◆ Request ◆
Reproduce every entry in the listing without alteration.

[Dataset records]
******************************
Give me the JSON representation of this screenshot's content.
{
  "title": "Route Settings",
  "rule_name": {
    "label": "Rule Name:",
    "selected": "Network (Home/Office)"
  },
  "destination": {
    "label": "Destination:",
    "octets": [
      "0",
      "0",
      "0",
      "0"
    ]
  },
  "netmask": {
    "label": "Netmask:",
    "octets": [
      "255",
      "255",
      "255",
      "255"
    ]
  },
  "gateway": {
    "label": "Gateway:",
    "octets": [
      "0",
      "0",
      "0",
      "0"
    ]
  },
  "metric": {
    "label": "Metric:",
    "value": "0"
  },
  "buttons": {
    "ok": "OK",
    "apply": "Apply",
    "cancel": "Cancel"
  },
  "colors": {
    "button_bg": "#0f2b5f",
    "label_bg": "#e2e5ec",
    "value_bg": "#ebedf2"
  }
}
******************************
◆ Written reply ◆
Give me the JSON representation of this screenshot's content.
{
  "title": "Route Settings",
  "rule_name": {
    "label": "Rule Name:",
    "selected": "Network (Home/Office)"
  },
  "destination": {
    "label": "Destination:",
    "octets": [
      "0",
      "0",
      "0",
      "0"
    ]
  },
  "netmask": {
    "label": "Netmask:",
    "octets": [
      "255",
      "255",
      "255",
      "255"
    ]
  },
  "gateway": {
    "label": "Gateway:",
    "octets": [
      "0",
      "0",
      "0",
      "0"
    ]
  },
  "metric": {
    "label": "Metric:",
    "value": "0"
  },
  "buttons": {
    "ok": "OK",
    "apply": "Apply",
    "cancel": "Cancel"
  },
  "colors": {
    "button_bg": "#0f2b5f",
    "label_bg": "#e2e5ec",
    "value_bg": "#ebedf2"
  }
}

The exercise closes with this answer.